§ PROBLEM STATEMENT: Transcribe the forum excerpt below, copying everything from "1 - overcome" down to "allow relatives only." without any change.

§ EXCERPT:
Oooh! Wish I'd written that.
by tonto_goldberg

I'm certainly not saying all women are like this, but some are, and the matrimonial-industrial complex feeds that expectation and appetite for attention.

~A summer bride

"...matrimonial-industrial complex...."

That's simply great.

BA's top 10 reasons behind gay marriage
by baltimore aureole

10 - to obtain employer sponsored health benefits for the person i'm living with

9 - to show my parents its serious

8 - to pass my estate along, after death, tax free to him/her, like legitimate married couples get to

7 - to ease the adoption review process

6 - its easier for 2 people to raise a child than just one

5 - my partner pressured me into it. i was ambiguous

4 - all things heterosexuals have must be available to homosexuals too. we're militant

3 - to keep other gay people from hitting on me. i'm married now, for pete's sake!

2 - to keep straight people from hitting on me

1 - overcome by my emotions, just like heterosexuals

Re: BA's top 10 reasons behind gay marriage
by apropos1

11 - to be able to visit my partner should they ever be a patient in just about any ICU...they allow relatives only.

§ DATASET:
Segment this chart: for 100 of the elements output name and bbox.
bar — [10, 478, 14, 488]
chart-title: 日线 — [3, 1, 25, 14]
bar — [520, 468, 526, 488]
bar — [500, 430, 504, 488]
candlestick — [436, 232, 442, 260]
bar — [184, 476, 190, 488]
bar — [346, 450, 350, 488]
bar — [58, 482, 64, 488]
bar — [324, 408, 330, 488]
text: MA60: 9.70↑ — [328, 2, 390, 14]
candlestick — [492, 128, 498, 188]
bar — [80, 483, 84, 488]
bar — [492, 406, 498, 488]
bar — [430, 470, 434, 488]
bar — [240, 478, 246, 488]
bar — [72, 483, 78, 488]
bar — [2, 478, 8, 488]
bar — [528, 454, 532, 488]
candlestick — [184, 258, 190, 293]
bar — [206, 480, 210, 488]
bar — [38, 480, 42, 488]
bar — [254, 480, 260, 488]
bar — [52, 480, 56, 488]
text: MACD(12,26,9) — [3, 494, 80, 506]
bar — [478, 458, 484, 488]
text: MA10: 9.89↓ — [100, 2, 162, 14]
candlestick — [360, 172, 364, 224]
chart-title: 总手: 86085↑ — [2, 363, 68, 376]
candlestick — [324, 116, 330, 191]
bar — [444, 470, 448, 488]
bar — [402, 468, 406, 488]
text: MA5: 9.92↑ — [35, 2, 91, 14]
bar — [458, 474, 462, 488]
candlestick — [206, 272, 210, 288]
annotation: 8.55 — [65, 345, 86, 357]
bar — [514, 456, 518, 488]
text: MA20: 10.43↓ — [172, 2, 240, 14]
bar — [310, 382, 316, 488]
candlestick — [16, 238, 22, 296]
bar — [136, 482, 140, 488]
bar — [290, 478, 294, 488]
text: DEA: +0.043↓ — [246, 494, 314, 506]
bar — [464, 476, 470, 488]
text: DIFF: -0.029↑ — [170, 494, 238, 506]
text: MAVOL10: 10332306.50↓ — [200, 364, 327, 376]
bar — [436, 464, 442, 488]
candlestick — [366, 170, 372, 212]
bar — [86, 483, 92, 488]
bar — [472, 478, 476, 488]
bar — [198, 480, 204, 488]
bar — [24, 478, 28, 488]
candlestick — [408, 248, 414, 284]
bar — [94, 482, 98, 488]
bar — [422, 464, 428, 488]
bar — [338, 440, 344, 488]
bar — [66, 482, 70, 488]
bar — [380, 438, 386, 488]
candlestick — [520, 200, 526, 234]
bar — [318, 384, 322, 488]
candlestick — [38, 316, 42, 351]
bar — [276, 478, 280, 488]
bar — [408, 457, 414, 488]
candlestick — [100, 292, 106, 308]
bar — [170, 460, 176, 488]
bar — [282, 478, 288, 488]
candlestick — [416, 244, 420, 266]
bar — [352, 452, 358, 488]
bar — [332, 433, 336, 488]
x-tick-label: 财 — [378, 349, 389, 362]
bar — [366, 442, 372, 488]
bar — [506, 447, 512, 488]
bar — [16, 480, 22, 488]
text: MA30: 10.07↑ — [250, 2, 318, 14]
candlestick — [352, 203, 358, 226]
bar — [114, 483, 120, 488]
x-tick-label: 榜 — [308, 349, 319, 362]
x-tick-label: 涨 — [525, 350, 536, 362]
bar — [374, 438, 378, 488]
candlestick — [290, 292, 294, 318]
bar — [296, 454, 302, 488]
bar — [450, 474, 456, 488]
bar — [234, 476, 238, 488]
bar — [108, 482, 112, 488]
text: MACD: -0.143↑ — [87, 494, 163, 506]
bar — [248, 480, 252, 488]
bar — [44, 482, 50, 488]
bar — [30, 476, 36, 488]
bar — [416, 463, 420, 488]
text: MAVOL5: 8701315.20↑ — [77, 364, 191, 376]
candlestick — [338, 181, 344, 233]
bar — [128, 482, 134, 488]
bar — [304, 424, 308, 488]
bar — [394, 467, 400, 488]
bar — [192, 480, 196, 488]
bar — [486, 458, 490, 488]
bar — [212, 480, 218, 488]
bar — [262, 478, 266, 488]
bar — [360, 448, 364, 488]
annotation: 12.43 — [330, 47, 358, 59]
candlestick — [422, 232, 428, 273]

§ SOLUTION TO THIS EXERCISE:
1 - overcome by my emotions, just like heterosexuals

Re: BA's top 10 reasons behind gay marriage
by apropos1

11 - to be able to visit my partner should they ever be a patient in just about any ICU...they allow relatives only.